__Task instructions__: Single out each line with the word "udostępnienia" and copy it.

╭─ Records for the exercise

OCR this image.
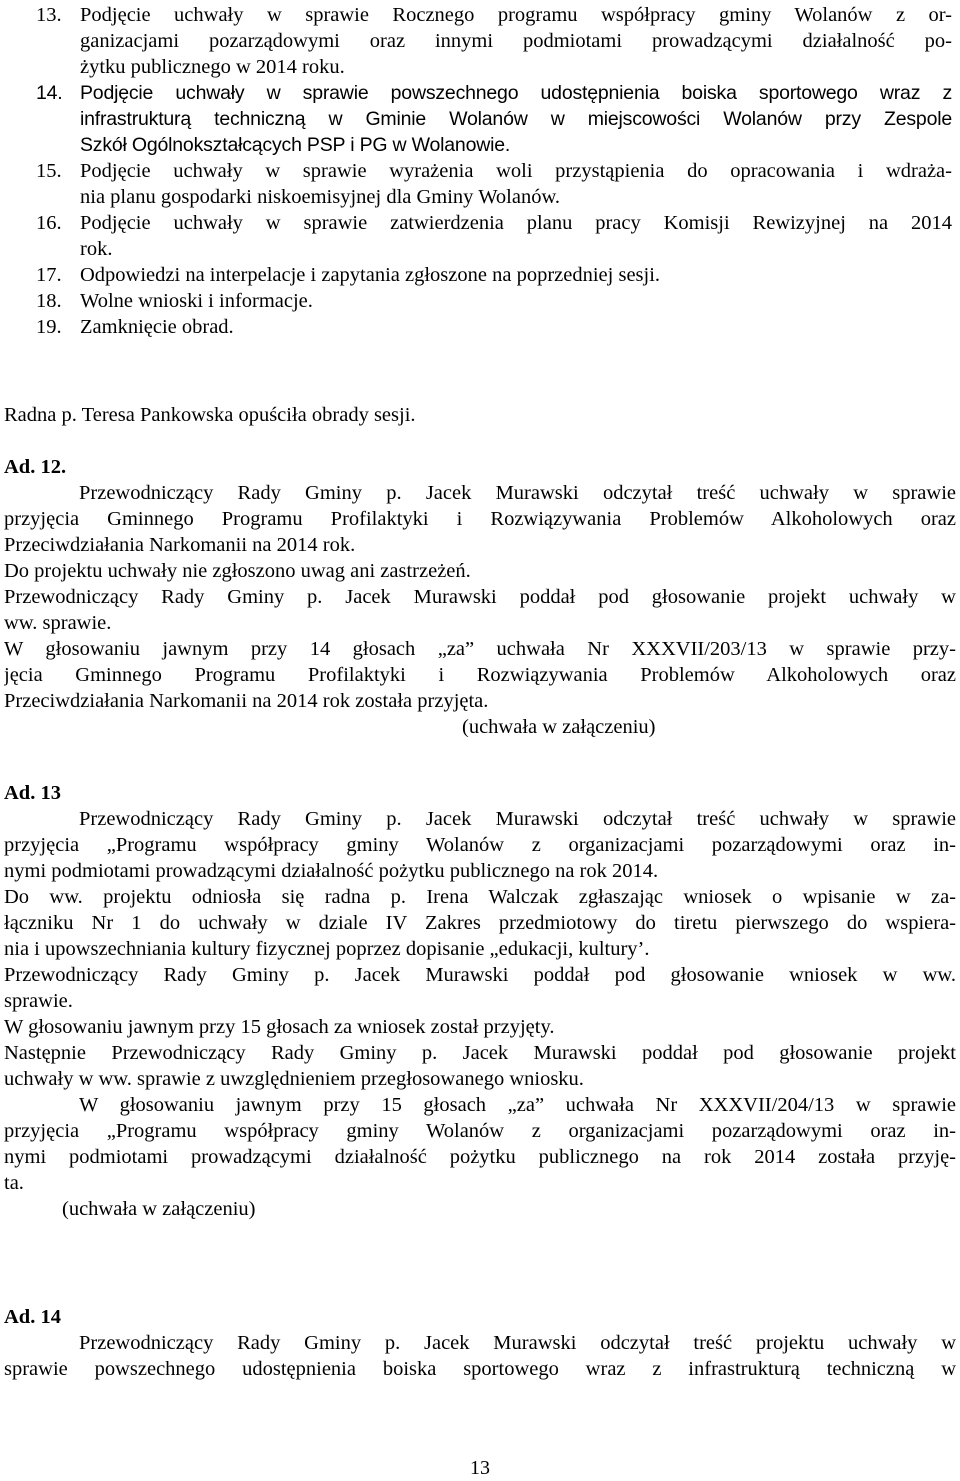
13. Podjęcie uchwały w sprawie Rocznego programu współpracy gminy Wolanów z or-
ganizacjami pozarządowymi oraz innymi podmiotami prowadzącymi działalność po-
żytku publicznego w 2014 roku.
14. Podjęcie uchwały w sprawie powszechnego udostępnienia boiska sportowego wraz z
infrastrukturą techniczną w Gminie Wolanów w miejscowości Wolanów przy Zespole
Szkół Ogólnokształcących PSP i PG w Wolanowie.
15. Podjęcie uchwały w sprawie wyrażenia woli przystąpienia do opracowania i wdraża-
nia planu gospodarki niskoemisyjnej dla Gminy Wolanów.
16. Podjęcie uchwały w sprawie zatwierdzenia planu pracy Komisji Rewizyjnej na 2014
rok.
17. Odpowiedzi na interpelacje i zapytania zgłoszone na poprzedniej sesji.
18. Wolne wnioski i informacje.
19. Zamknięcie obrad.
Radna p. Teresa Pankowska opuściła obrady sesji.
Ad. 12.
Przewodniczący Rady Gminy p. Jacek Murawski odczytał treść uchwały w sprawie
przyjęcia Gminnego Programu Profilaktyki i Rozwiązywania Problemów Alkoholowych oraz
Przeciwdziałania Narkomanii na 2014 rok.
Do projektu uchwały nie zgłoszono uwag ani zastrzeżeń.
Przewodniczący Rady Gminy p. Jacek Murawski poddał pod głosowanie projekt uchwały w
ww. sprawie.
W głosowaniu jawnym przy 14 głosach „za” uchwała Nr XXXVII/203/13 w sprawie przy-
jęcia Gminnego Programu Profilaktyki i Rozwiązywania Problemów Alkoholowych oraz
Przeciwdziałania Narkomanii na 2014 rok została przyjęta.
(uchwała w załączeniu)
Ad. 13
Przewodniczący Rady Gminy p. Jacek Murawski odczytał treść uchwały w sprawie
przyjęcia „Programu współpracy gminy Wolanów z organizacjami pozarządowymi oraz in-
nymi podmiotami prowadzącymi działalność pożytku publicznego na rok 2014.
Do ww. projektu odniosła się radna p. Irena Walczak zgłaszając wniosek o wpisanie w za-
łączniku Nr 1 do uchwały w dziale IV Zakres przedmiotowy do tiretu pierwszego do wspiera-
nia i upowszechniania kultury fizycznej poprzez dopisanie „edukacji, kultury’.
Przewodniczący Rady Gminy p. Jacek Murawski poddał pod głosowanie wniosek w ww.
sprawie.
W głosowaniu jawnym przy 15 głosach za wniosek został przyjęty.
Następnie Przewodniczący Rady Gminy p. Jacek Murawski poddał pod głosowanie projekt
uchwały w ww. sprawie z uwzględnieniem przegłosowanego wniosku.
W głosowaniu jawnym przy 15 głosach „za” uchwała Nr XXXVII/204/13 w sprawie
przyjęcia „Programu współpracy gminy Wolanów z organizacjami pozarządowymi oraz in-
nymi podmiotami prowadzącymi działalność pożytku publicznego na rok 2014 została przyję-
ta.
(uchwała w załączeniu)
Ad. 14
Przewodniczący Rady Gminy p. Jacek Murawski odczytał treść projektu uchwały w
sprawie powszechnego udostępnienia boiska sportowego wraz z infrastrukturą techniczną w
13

╰─

__Final result__:
14. Podjęcie uchwały w sprawie powszechnego udostępnienia boiska sportowego wraz z
sprawie powszechnego udostępnienia boiska sportowego wraz z infrastrukturą techniczną w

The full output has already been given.